REQUIREMENT ▸ Count how many lines mention the word "работы". Write that number alone.

[Collected data]
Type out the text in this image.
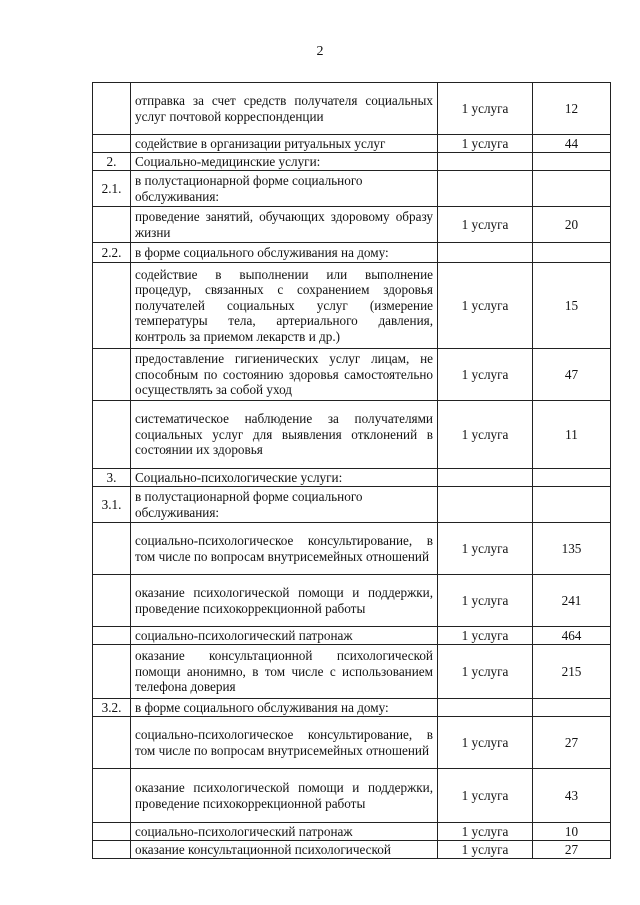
2
	отправка за счет средств получателя социальных услуг почтовой корреспонденции	1 услуга	12
	содействие в организации ритуальных услуг	1 услуга	44
2.	Социально-медицинские услуги:		
2.1.	в полустационарной форме социального обслуживания:		
	проведение занятий, обучающих здоровому образу жизни	1 услуга	20
2.2.	в форме социального обслуживания на дому:		
	содействие в выполнении или выполнение процедур, связанных с сохранением здоровья получателей социальных услуг (измерение температуры тела, артериального давления, контроль за приемом лекарств и др.)	1 услуга	15
	предоставление гигиенических услуг лицам, не способным по состоянию здоровья самостоятельно осуществлять за собой уход	1 услуга	47
	систематическое наблюдение за получателями социальных услуг для выявления отклонений в состоянии их здоровья	1 услуга	11
3.	Социально-психологические услуги:		
3.1.	в полустационарной форме социального обслуживания:		
	социально-психологическое консультирование, в том числе по вопросам внутрисемейных отношений	1 услуга	135
	оказание психологической помощи и поддержки, проведение психокоррекционной работы	1 услуга	241
	социально-психологический патронаж	1 услуга	464
	оказание консультационной психологической помощи анонимно, в том числе с использованием телефона доверия	1 услуга	215
3.2.	в форме социального обслуживания на дому:		
	социально-психологическое консультирование, в том числе по вопросам внутрисемейных отношений	1 услуга	27
	оказание психологической помощи и поддержки, проведение психокоррекционной работы	1 услуга	43
	социально-психологический патронаж	1 услуга	10
	оказание консультационной психологической	1 услуга	27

CORRECT RESPONSE ▸ 2